SUPPLIED ENTRIES:
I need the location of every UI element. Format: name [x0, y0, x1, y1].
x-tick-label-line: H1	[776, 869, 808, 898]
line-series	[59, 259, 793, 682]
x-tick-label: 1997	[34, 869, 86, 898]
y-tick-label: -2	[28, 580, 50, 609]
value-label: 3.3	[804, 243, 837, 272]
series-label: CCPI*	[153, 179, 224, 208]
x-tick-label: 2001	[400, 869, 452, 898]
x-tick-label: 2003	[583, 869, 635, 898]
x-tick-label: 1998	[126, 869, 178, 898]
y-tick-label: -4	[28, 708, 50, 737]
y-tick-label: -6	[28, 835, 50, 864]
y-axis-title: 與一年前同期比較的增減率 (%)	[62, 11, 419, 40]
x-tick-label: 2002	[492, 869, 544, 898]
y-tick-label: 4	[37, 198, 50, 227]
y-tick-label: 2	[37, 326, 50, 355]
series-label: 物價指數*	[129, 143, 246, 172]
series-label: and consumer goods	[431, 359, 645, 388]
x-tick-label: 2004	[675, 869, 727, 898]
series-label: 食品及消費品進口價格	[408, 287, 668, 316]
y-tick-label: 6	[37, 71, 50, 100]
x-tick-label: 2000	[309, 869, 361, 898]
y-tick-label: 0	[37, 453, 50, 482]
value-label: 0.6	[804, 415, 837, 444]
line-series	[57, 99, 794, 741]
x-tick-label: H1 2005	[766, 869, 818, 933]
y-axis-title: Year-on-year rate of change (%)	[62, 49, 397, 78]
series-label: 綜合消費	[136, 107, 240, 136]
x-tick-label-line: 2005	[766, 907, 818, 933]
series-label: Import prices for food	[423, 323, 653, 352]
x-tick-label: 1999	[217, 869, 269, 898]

PROBLEM TO SOLVE:
Copy out the records word for word, from their first line through the line that contains "708, 50, 737]", including both of those lines.

RESPONSE TO THE TASK:
I need the location of every UI element. Format: name [x0, y0, x1, y1].
x-tick-label-line: H1	[776, 869, 808, 898]
line-series	[59, 259, 793, 682]
x-tick-label: 1997	[34, 869, 86, 898]
y-tick-label: -2	[28, 580, 50, 609]
value-label: 3.3	[804, 243, 837, 272]
series-label: CCPI*	[153, 179, 224, 208]
x-tick-label: 2001	[400, 869, 452, 898]
x-tick-label: 2003	[583, 869, 635, 898]
x-tick-label: 1998	[126, 869, 178, 898]
y-tick-label: -4	[28, 708, 50, 737]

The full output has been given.